> EXERCISE TASK
Give back the whole listing exactly as shown.

+++ EXERCISE INPUT

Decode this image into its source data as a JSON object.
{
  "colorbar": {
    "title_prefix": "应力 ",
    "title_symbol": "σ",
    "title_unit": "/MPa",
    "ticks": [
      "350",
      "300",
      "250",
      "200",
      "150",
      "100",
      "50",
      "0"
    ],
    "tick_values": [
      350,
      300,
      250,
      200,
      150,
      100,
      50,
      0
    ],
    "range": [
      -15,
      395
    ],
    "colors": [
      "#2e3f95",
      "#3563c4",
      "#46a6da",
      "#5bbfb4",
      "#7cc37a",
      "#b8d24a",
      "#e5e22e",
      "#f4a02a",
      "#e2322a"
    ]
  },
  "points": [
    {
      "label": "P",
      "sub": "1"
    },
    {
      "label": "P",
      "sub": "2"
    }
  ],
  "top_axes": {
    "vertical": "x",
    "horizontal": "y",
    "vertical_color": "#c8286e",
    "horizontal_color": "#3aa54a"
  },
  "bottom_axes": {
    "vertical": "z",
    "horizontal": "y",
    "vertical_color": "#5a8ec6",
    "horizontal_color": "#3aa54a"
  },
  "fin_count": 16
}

++++++

> REPLY
Decode this image into its source data as a JSON object.
{
  "colorbar": {
    "title_prefix": "应力 ",
    "title_symbol": "σ",
    "title_unit": "/MPa",
    "ticks": [
      "350",
      "300",
      "250",
      "200",
      "150",
      "100",
      "50",
      "0"
    ],
    "tick_values": [
      350,
      300,
      250,
      200,
      150,
      100,
      50,
      0
    ],
    "range": [
      -15,
      395
    ],
    "colors": [
      "#2e3f95",
      "#3563c4",
      "#46a6da",
      "#5bbfb4",
      "#7cc37a",
      "#b8d24a",
      "#e5e22e",
      "#f4a02a",
      "#e2322a"
    ]
  },
  "points": [
    {
      "label": "P",
      "sub": "1"
    },
    {
      "label": "P",
      "sub": "2"
    }
  ],
  "top_axes": {
    "vertical": "x",
    "horizontal": "y",
    "vertical_color": "#c8286e",
    "horizontal_color": "#3aa54a"
  },
  "bottom_axes": {
    "vertical": "z",
    "horizontal": "y",
    "vertical_color": "#5a8ec6",
    "horizontal_color": "#3aa54a"
  },
  "fin_count": 16
}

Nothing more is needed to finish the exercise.